## The data

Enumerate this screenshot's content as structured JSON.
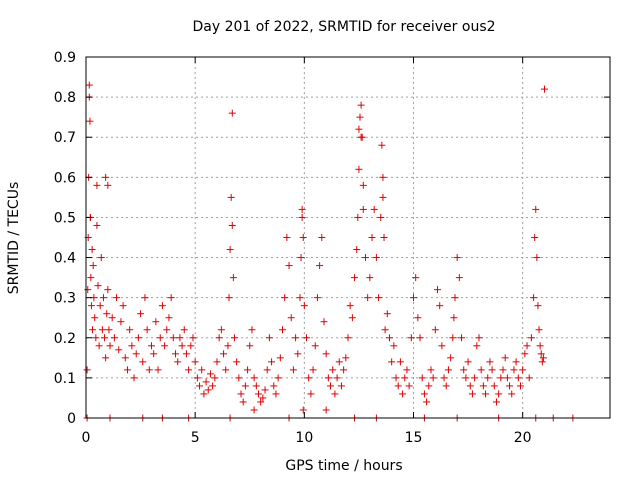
{
  "chart_data": {
    "type": "scatter",
    "title": "Day 201 of 2022, SRMTID for receiver ous2",
    "xlabel": "GPS time / hours",
    "ylabel": "SRMTID / TECUs",
    "xlim": [
      0,
      24
    ],
    "ylim": [
      0,
      0.9
    ],
    "x_ticks": [
      0,
      5,
      10,
      15,
      20
    ],
    "x_tick_labels": [
      "0",
      "5",
      "10",
      "15",
      "20"
    ],
    "y_ticks": [
      0,
      0.1,
      0.2,
      0.3,
      0.4,
      0.5,
      0.6,
      0.7,
      0.8,
      0.9
    ],
    "y_tick_labels": [
      "0",
      "0.1",
      "0.2",
      "0.3",
      "0.4",
      "0.5",
      "0.6",
      "0.7",
      "0.8",
      "0.9"
    ],
    "grid": true,
    "marker": "+",
    "color": "#e00000",
    "series": [
      {
        "name": "SRMTID",
        "x": [
          0.05,
          0.08,
          0.1,
          0.12,
          0.15,
          0.18,
          0.2,
          0.22,
          0.25,
          0.28,
          0.3,
          0.33,
          0.36,
          0.4,
          0.45,
          0.5,
          0.55,
          0.6,
          0.65,
          0.7,
          0.75,
          0.8,
          0.85,
          0.9,
          0.95,
          1.0,
          1.05,
          1.1,
          1.2,
          1.3,
          1.4,
          1.5,
          1.6,
          1.7,
          1.8,
          1.9,
          2.0,
          2.1,
          2.2,
          2.3,
          2.4,
          2.5,
          2.6,
          2.7,
          2.8,
          2.9,
          3.0,
          3.1,
          3.2,
          3.3,
          3.4,
          3.5,
          3.6,
          3.7,
          3.8,
          3.9,
          4.0,
          4.1,
          4.2,
          4.3,
          4.4,
          4.5,
          4.6,
          4.7,
          4.8,
          4.9,
          5.0,
          5.1,
          5.2,
          5.3,
          5.4,
          5.5,
          5.6,
          5.7,
          5.8,
          5.9,
          6.0,
          6.1,
          6.2,
          6.3,
          6.4,
          6.5,
          6.55,
          6.6,
          6.65,
          6.7,
          6.75,
          6.8,
          6.9,
          7.0,
          7.1,
          7.2,
          7.3,
          7.4,
          7.5,
          7.6,
          7.7,
          7.8,
          7.9,
          8.0,
          8.1,
          8.2,
          8.3,
          8.4,
          8.5,
          8.6,
          8.7,
          8.8,
          8.9,
          9.0,
          9.1,
          9.2,
          9.3,
          9.4,
          9.5,
          9.6,
          9.7,
          9.8,
          9.85,
          9.9,
          9.95,
          10.0,
          10.1,
          10.2,
          10.3,
          10.4,
          10.5,
          10.6,
          10.7,
          10.8,
          10.9,
          11.0,
          11.1,
          11.2,
          11.3,
          11.4,
          11.5,
          11.6,
          11.7,
          11.8,
          11.9,
          12.0,
          12.1,
          12.2,
          12.3,
          12.4,
          12.45,
          12.5,
          12.55,
          12.6,
          12.65,
          12.7,
          12.8,
          12.9,
          13.0,
          13.1,
          13.2,
          13.3,
          13.4,
          13.5,
          13.55,
          13.6,
          13.65,
          13.7,
          13.8,
          13.9,
          14.0,
          14.1,
          14.2,
          14.3,
          14.4,
          14.5,
          14.6,
          14.7,
          14.8,
          14.9,
          15.0,
          15.1,
          15.2,
          15.3,
          15.4,
          15.5,
          15.6,
          15.7,
          15.8,
          15.9,
          16.0,
          16.1,
          16.2,
          16.3,
          16.4,
          16.5,
          16.6,
          16.7,
          16.8,
          16.85,
          16.9,
          17.0,
          17.1,
          17.2,
          17.3,
          17.4,
          17.5,
          17.6,
          17.7,
          17.8,
          17.9,
          18.0,
          18.1,
          18.2,
          18.3,
          18.4,
          18.5,
          18.6,
          18.7,
          18.8,
          18.9,
          19.0,
          19.1,
          19.2,
          19.3,
          19.4,
          19.5,
          19.6,
          19.7,
          19.8,
          19.9,
          20.0,
          20.1,
          20.2,
          20.3,
          20.4,
          20.5,
          20.55,
          20.6,
          20.65,
          20.7,
          20.75,
          20.8,
          20.85,
          20.9,
          20.95,
          21.0,
          0.15,
          0.2,
          0.5,
          0.9,
          1.0,
          6.7,
          12.5,
          12.6,
          12.7,
          13.6,
          9.9,
          9.95,
          7.7,
          11.0,
          18.9,
          21.4,
          22.3,
          0.05,
          1.1,
          2.6,
          3.5,
          4.7,
          6.6,
          9.3,
          12.3,
          13.3,
          15.5,
          17.0,
          20.6
        ],
        "y": [
          0.12,
          0.32,
          0.45,
          0.6,
          0.83,
          0.74,
          0.5,
          0.35,
          0.28,
          0.42,
          0.22,
          0.38,
          0.3,
          0.25,
          0.2,
          0.48,
          0.33,
          0.18,
          0.28,
          0.4,
          0.22,
          0.3,
          0.2,
          0.15,
          0.26,
          0.32,
          0.22,
          0.18,
          0.25,
          0.2,
          0.3,
          0.17,
          0.24,
          0.28,
          0.15,
          0.12,
          0.22,
          0.18,
          0.1,
          0.16,
          0.2,
          0.26,
          0.14,
          0.3,
          0.22,
          0.12,
          0.18,
          0.16,
          0.24,
          0.12,
          0.2,
          0.28,
          0.18,
          0.22,
          0.25,
          0.3,
          0.2,
          0.16,
          0.14,
          0.2,
          0.18,
          0.22,
          0.16,
          0.12,
          0.18,
          0.2,
          0.14,
          0.1,
          0.08,
          0.12,
          0.06,
          0.09,
          0.07,
          0.11,
          0.08,
          0.1,
          0.14,
          0.2,
          0.22,
          0.16,
          0.12,
          0.18,
          0.3,
          0.42,
          0.55,
          0.48,
          0.35,
          0.2,
          0.14,
          0.1,
          0.06,
          0.04,
          0.08,
          0.12,
          0.18,
          0.22,
          0.1,
          0.08,
          0.06,
          0.04,
          0.05,
          0.07,
          0.12,
          0.2,
          0.14,
          0.08,
          0.06,
          0.1,
          0.15,
          0.22,
          0.3,
          0.45,
          0.38,
          0.25,
          0.12,
          0.2,
          0.16,
          0.3,
          0.4,
          0.52,
          0.45,
          0.28,
          0.2,
          0.1,
          0.06,
          0.12,
          0.18,
          0.3,
          0.38,
          0.45,
          0.24,
          0.16,
          0.1,
          0.08,
          0.12,
          0.06,
          0.1,
          0.14,
          0.08,
          0.12,
          0.15,
          0.2,
          0.28,
          0.25,
          0.35,
          0.42,
          0.5,
          0.62,
          0.75,
          0.78,
          0.7,
          0.58,
          0.4,
          0.3,
          0.35,
          0.45,
          0.52,
          0.4,
          0.3,
          0.5,
          0.68,
          0.6,
          0.45,
          0.22,
          0.26,
          0.2,
          0.14,
          0.18,
          0.1,
          0.08,
          0.14,
          0.06,
          0.1,
          0.12,
          0.08,
          0.2,
          0.3,
          0.35,
          0.25,
          0.2,
          0.1,
          0.06,
          0.04,
          0.08,
          0.12,
          0.1,
          0.22,
          0.32,
          0.28,
          0.18,
          0.1,
          0.08,
          0.12,
          0.15,
          0.2,
          0.25,
          0.3,
          0.4,
          0.35,
          0.2,
          0.12,
          0.1,
          0.14,
          0.08,
          0.06,
          0.1,
          0.18,
          0.2,
          0.12,
          0.08,
          0.06,
          0.1,
          0.14,
          0.12,
          0.08,
          0.04,
          0.06,
          0.1,
          0.12,
          0.15,
          0.1,
          0.08,
          0.06,
          0.12,
          0.14,
          0.1,
          0.08,
          0.12,
          0.16,
          0.18,
          0.1,
          0.2,
          0.3,
          0.45,
          0.52,
          0.4,
          0.28,
          0.22,
          0.18,
          0.16,
          0.14,
          0.15,
          0.82,
          0.8,
          0.5,
          0.58,
          0.6,
          0.58,
          0.76,
          0.72,
          0.7,
          0.52,
          0.55,
          0.5,
          0.02,
          0.02,
          0.02,
          0.0,
          0.0,
          0.0,
          0.0,
          0.0,
          0.0,
          0.0,
          0.0,
          0.0,
          0.0,
          0.0,
          0.0,
          0.0,
          0.0,
          0.0
        ]
      }
    ]
  }
}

## What you have to do
Where a line of the data holds "SRMTID", show that line.

## Exercise answer
    "title": "Day 201 of 2022, SRMTID for receiver ous2",
    "ylabel": "SRMTID / TECUs",
        "name": "SRMTID",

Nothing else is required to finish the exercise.